Look through the listing and locate every line containing the word "ffffff"; copy those lines.

[Records from a collection of figures]
================
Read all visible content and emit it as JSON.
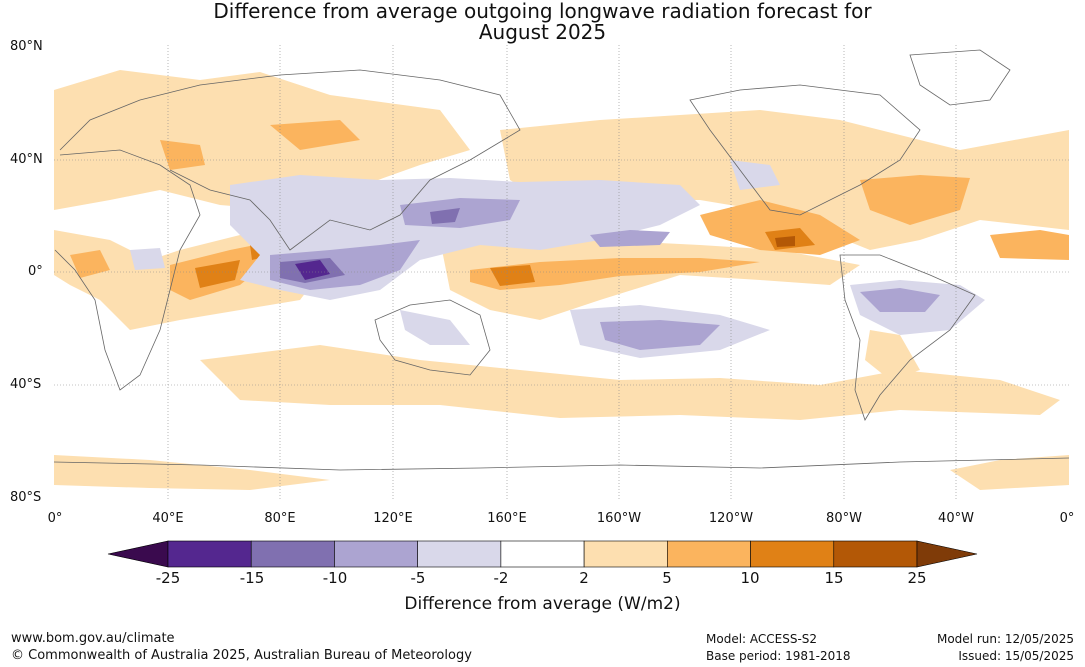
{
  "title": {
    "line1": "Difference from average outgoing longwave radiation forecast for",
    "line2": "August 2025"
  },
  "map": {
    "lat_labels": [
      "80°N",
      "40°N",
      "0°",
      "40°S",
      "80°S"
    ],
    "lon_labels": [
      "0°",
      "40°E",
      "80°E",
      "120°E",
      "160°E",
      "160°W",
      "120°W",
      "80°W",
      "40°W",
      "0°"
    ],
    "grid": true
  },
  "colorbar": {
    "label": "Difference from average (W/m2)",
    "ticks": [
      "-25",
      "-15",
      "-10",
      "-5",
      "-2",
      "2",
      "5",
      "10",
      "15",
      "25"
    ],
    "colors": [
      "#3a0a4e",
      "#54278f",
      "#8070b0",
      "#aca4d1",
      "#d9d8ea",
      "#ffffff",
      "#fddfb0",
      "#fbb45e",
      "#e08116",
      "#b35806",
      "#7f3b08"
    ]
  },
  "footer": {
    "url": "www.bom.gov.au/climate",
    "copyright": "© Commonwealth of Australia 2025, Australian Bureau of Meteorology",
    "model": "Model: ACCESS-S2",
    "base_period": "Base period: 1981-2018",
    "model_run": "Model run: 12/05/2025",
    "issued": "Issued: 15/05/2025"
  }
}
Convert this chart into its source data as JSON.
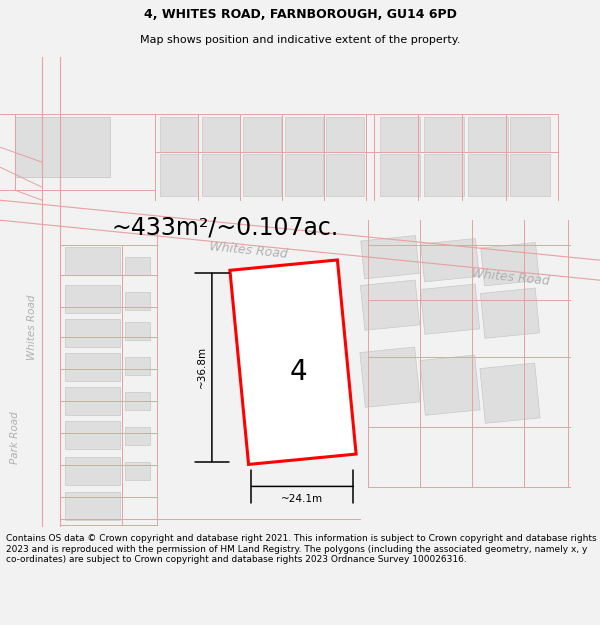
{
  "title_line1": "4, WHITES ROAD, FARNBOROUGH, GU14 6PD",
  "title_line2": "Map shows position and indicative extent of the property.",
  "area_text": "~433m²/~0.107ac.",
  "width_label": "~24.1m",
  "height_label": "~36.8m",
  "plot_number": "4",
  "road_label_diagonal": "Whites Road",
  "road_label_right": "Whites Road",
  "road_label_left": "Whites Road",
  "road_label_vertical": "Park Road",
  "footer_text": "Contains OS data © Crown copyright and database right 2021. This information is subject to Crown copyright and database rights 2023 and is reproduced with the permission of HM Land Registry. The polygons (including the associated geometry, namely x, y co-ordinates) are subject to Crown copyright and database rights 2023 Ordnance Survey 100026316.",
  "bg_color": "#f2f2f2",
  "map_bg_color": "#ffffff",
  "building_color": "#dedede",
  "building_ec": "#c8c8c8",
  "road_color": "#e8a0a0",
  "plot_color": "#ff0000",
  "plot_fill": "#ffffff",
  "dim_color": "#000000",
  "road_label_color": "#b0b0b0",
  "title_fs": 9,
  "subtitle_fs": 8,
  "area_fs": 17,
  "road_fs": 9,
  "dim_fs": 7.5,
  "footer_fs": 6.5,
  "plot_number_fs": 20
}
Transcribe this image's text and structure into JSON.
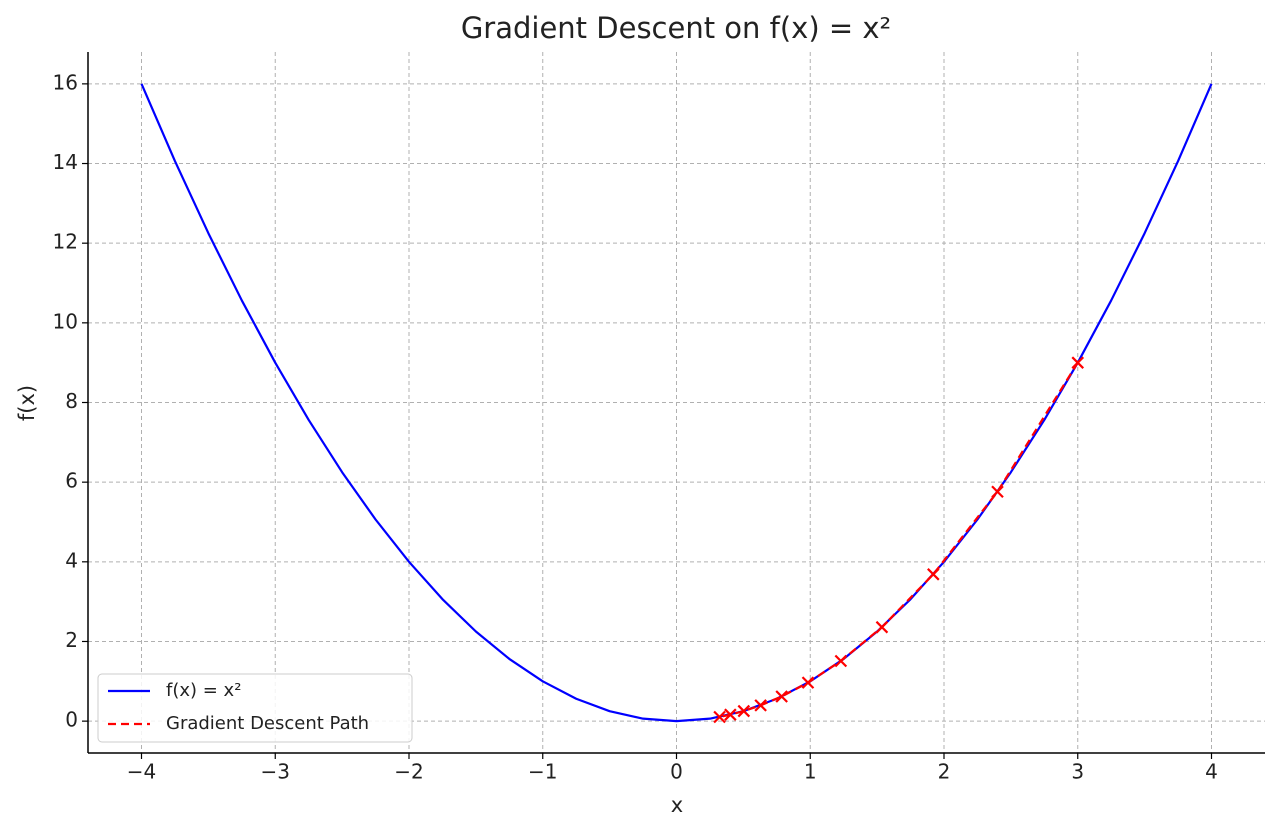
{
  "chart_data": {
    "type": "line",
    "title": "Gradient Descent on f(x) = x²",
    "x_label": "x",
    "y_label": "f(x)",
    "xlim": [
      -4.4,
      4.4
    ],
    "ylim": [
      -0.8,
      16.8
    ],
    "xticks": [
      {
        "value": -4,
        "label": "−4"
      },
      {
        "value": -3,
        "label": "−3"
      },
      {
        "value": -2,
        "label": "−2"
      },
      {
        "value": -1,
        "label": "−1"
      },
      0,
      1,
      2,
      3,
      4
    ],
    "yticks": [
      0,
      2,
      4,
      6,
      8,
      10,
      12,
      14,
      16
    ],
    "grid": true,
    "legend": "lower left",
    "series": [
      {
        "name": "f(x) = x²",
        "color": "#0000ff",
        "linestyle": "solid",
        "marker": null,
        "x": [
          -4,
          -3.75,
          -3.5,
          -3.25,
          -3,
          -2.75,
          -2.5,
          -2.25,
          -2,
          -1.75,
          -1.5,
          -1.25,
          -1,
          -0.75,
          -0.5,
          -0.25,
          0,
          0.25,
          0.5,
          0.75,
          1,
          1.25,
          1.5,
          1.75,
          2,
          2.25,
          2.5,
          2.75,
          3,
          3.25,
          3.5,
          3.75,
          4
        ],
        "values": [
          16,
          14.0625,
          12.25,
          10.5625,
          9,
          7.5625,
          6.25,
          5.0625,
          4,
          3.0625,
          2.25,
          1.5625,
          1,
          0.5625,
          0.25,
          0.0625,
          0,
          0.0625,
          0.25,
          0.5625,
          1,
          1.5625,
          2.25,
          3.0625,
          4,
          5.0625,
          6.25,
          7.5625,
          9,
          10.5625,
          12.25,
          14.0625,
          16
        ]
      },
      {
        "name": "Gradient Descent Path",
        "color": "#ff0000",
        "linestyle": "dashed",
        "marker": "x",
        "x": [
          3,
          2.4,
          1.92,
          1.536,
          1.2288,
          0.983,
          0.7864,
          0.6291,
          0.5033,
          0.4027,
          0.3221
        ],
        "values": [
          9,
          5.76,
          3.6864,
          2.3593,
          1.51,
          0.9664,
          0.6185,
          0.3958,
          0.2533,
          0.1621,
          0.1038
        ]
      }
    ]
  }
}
================
## Written response
      "#ffffff",
  "map_bg_color": "#ffffff",
  "plot_fill": "#ffffff",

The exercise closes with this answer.